(OBJECTIVE)
In the material below, the lines containing the word "passe" are required; copy each of them.
========================================================================
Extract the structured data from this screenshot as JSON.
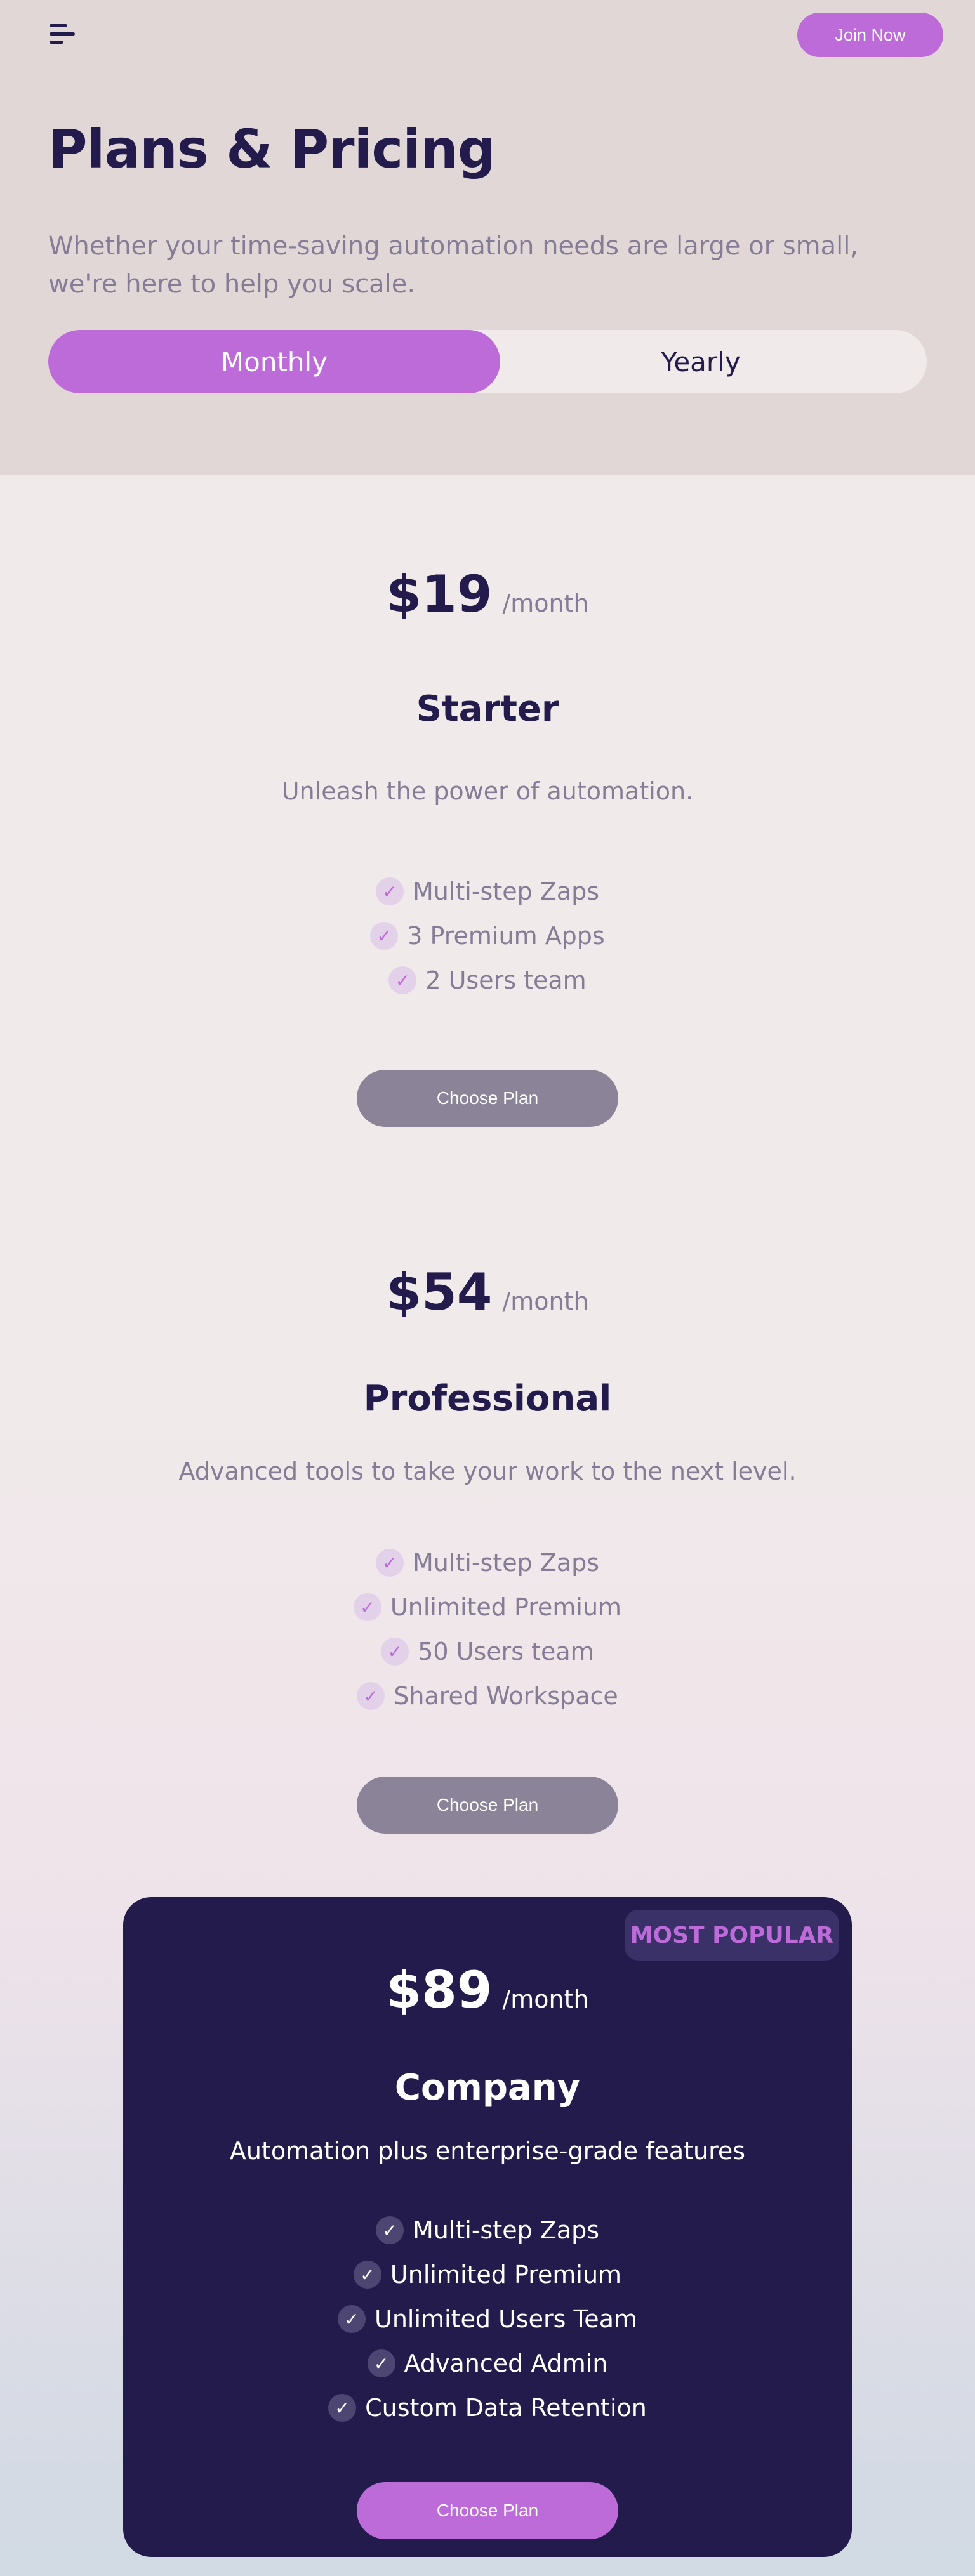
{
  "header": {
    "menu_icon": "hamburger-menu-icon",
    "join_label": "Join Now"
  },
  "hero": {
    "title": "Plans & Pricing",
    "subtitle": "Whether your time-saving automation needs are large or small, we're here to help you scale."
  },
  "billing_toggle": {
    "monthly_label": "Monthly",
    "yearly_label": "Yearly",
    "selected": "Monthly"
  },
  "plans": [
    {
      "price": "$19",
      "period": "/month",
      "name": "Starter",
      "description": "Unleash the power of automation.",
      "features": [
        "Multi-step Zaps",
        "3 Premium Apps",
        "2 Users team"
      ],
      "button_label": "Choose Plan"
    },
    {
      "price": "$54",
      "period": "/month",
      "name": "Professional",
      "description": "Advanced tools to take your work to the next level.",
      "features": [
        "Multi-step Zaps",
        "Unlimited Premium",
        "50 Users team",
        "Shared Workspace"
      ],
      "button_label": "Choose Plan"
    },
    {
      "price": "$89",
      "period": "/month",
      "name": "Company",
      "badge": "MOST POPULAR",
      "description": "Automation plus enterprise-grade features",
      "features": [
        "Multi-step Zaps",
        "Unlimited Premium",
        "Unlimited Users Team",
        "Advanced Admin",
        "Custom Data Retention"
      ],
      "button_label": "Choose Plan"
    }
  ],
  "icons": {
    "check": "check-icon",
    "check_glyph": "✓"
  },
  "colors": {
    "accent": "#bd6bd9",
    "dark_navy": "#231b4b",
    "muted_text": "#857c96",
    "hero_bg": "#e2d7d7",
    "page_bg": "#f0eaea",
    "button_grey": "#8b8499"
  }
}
========================================================================
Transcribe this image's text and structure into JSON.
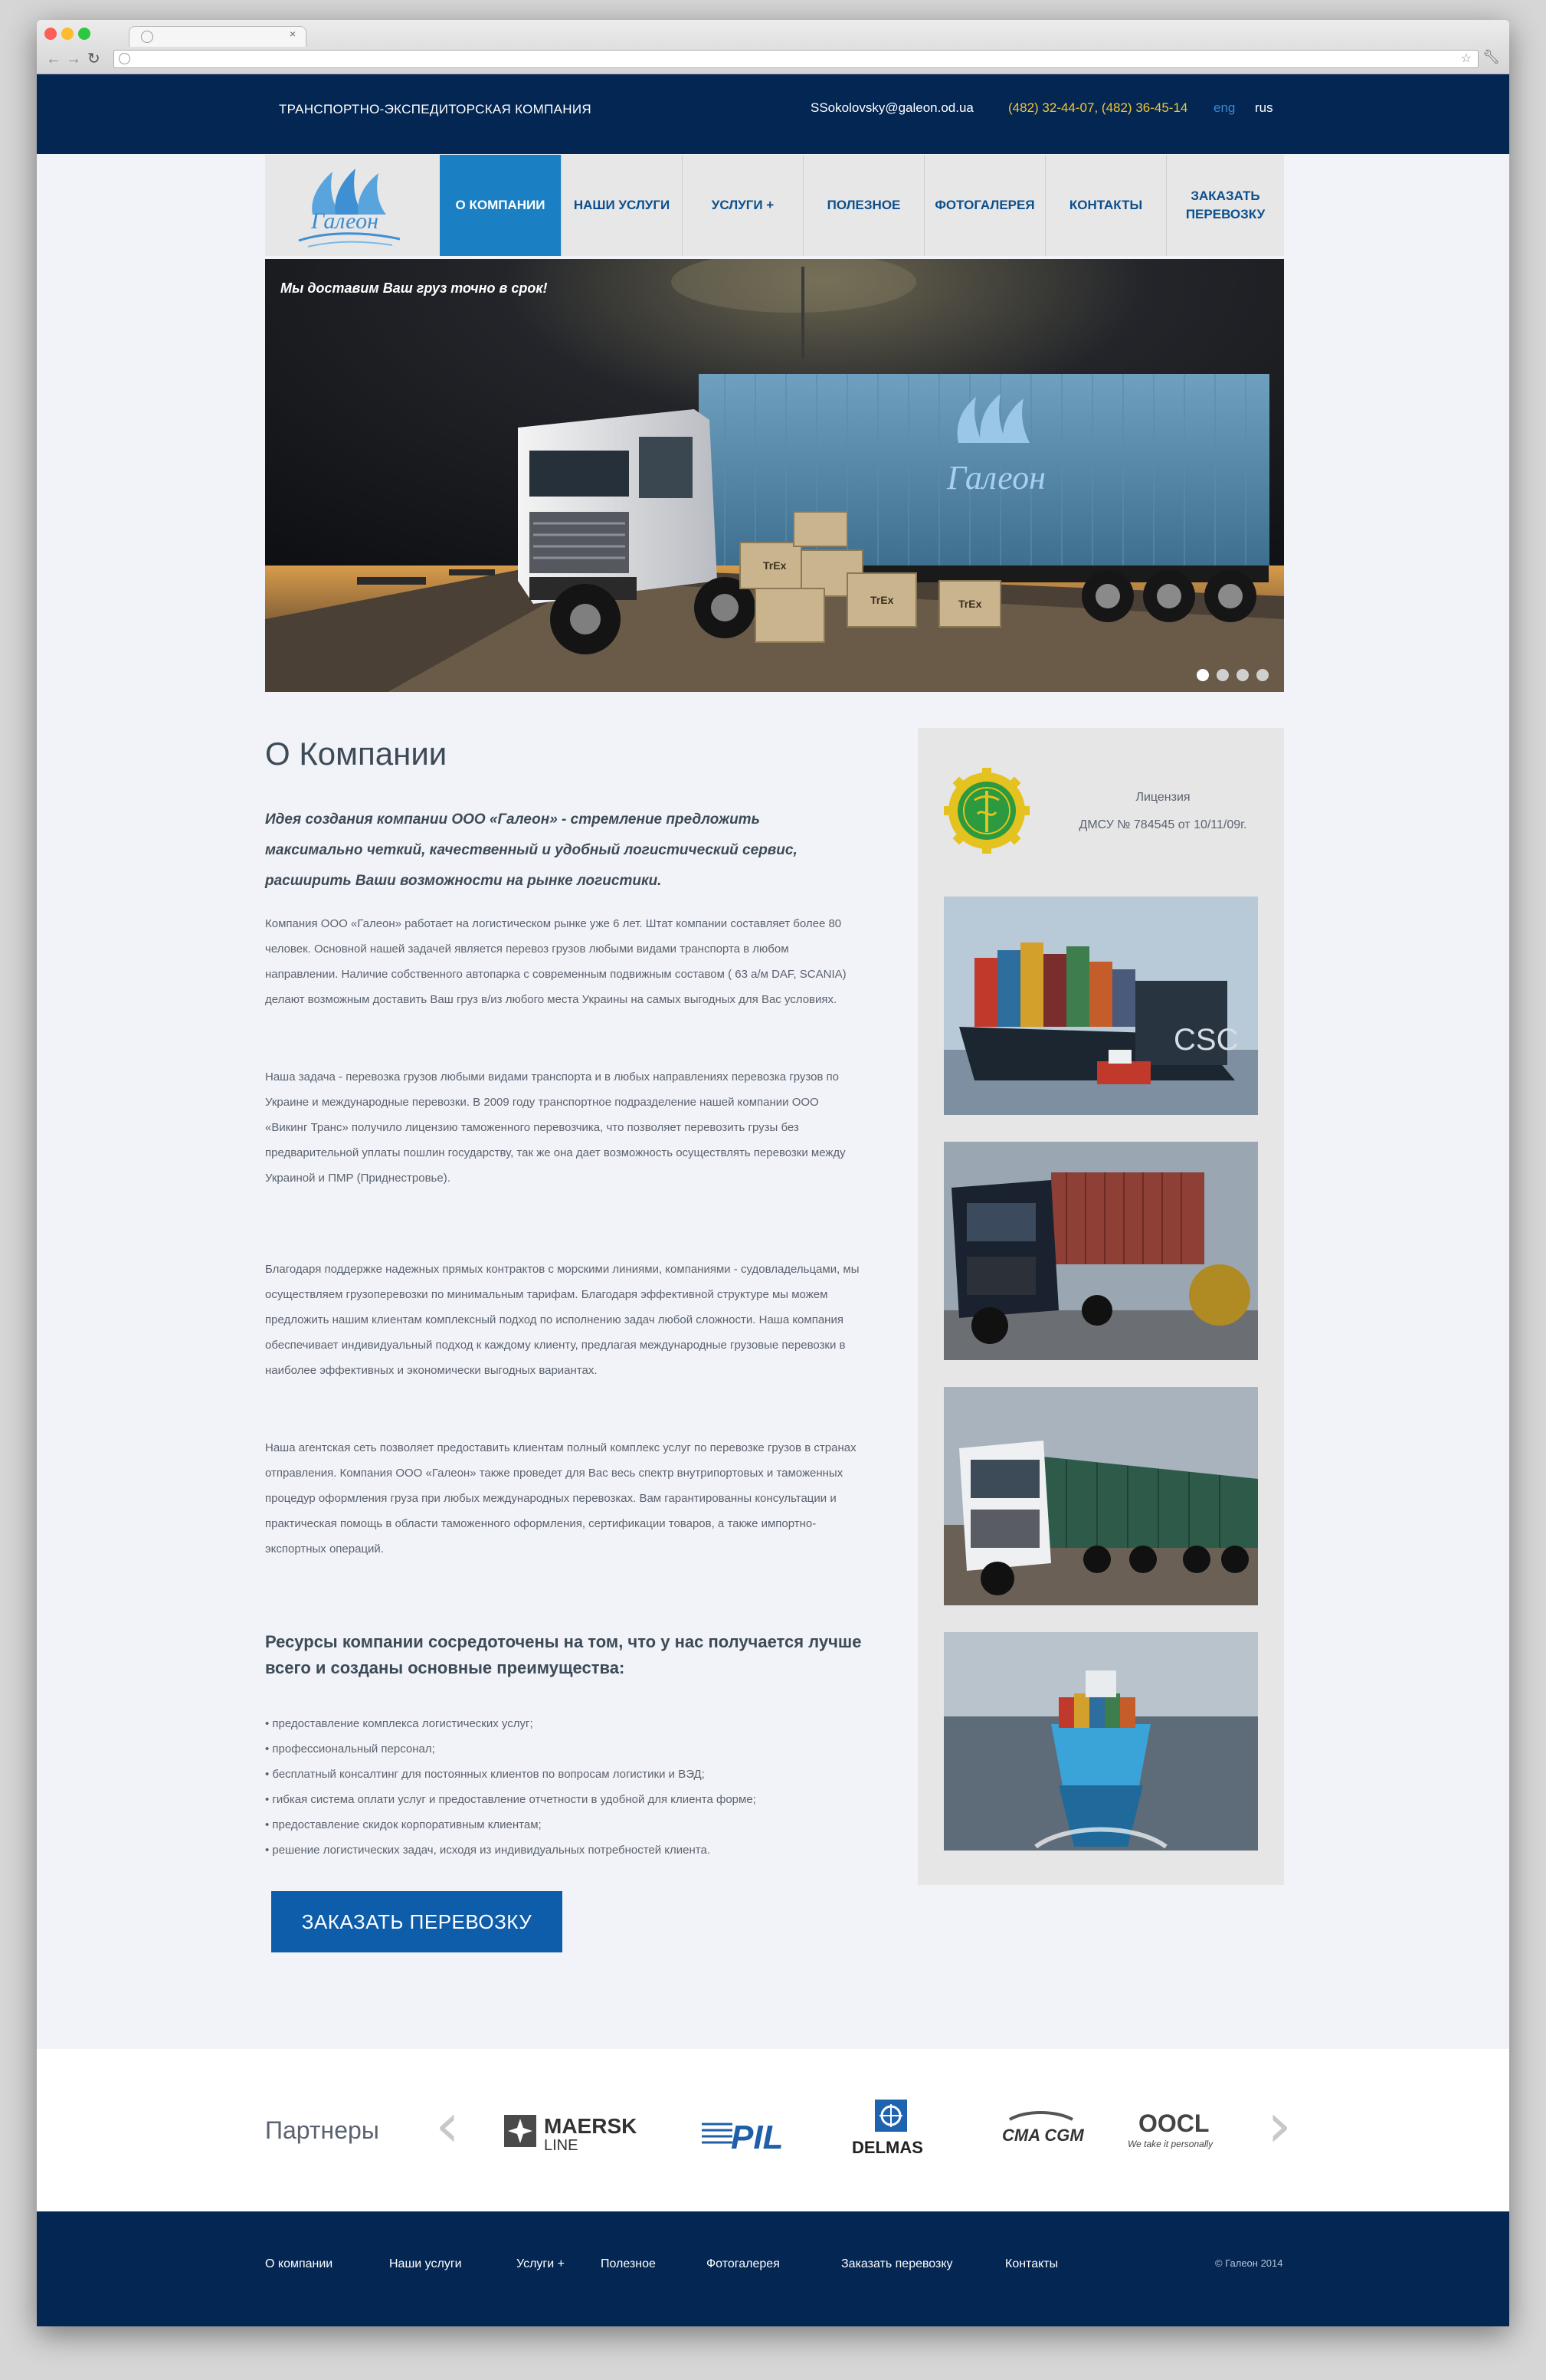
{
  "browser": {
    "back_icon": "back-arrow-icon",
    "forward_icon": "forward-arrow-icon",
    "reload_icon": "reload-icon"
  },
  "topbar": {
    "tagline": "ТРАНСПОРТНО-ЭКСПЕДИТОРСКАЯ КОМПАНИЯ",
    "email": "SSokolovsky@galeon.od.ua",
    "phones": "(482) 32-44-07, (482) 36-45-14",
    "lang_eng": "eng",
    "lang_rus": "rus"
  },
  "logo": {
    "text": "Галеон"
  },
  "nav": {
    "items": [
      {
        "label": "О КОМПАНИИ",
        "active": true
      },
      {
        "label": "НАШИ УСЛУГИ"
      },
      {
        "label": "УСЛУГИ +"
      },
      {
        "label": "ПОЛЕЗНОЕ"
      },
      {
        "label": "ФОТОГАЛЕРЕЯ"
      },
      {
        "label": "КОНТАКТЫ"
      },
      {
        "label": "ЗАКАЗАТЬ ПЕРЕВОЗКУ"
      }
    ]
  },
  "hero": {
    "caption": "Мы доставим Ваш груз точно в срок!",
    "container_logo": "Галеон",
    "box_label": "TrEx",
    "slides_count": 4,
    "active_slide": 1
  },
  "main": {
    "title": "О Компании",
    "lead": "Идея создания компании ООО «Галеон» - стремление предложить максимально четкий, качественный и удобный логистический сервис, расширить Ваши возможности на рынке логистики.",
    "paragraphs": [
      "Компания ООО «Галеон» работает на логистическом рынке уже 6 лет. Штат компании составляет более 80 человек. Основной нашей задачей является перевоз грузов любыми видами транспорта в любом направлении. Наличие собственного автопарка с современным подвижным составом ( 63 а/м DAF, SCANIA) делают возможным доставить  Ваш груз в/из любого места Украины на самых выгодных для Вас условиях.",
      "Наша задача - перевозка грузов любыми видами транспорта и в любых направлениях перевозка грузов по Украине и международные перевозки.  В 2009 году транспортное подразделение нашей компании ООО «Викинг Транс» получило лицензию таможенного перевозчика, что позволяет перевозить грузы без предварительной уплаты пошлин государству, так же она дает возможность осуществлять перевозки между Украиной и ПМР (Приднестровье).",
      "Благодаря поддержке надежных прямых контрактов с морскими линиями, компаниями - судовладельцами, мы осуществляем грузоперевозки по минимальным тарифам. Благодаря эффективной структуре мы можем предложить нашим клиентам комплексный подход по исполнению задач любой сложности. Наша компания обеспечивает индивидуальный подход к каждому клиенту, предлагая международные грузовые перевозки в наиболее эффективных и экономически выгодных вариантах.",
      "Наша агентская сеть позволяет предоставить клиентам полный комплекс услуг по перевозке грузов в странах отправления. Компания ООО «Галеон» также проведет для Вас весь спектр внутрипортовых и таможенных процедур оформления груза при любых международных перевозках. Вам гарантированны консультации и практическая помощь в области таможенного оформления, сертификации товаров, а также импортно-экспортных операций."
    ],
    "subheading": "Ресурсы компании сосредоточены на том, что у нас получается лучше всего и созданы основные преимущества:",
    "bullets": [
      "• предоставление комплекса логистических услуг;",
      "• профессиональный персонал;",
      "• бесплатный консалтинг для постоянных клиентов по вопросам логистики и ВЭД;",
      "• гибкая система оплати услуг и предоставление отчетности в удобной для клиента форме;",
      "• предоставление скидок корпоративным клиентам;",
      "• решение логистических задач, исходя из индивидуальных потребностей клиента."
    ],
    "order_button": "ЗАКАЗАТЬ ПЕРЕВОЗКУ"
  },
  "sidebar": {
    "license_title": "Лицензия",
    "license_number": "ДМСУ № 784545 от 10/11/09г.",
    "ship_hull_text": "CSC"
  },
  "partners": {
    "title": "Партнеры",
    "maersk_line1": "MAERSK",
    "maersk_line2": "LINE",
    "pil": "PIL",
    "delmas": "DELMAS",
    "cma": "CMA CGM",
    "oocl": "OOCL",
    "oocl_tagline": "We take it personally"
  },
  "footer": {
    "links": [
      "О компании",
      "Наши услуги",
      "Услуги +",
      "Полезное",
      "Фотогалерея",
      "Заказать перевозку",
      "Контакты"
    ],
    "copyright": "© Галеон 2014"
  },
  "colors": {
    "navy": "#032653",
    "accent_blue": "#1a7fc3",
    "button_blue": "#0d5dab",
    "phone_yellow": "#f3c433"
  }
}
========================================================================
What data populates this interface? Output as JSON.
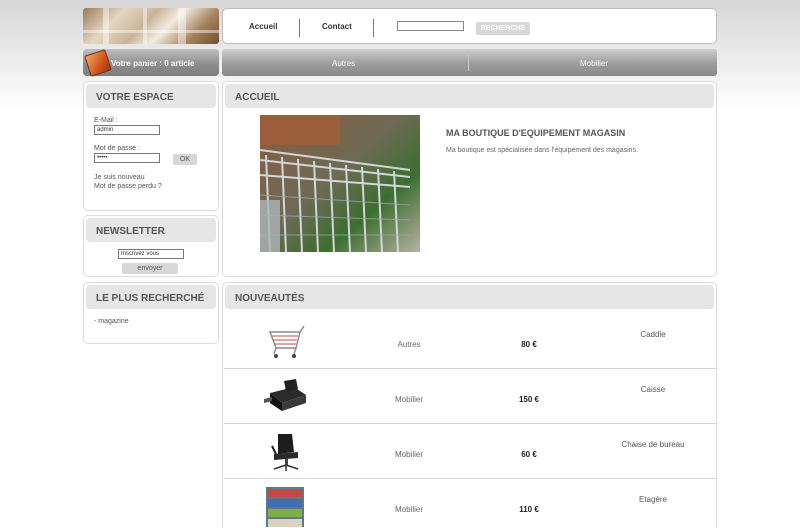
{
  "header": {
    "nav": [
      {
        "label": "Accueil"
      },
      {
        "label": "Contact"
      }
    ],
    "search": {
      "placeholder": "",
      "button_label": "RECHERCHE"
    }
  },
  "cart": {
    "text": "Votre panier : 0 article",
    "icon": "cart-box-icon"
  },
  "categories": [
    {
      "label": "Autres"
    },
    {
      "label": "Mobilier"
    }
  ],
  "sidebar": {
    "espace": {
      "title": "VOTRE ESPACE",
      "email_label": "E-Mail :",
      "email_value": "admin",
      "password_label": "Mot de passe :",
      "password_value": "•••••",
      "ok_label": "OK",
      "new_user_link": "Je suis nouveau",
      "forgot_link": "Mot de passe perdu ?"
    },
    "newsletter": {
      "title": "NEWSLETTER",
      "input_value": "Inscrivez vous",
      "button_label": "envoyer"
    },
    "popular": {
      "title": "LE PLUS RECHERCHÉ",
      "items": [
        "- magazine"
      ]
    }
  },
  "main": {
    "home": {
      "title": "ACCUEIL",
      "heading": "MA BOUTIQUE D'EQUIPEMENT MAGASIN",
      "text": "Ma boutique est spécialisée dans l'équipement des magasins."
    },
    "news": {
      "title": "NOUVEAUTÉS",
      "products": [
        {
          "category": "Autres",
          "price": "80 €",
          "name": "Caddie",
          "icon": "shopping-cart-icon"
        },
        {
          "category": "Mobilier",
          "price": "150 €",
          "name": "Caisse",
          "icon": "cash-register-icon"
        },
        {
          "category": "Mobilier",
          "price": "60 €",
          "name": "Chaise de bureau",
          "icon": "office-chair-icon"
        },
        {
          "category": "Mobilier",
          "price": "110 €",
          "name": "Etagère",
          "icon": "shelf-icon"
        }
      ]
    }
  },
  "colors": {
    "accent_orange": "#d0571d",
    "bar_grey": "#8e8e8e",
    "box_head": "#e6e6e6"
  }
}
========================================================================
(SOLUTION BELOW)
      "password_label": "Mot de passe :",
      "forgot_link": "Mot de passe perdu ?"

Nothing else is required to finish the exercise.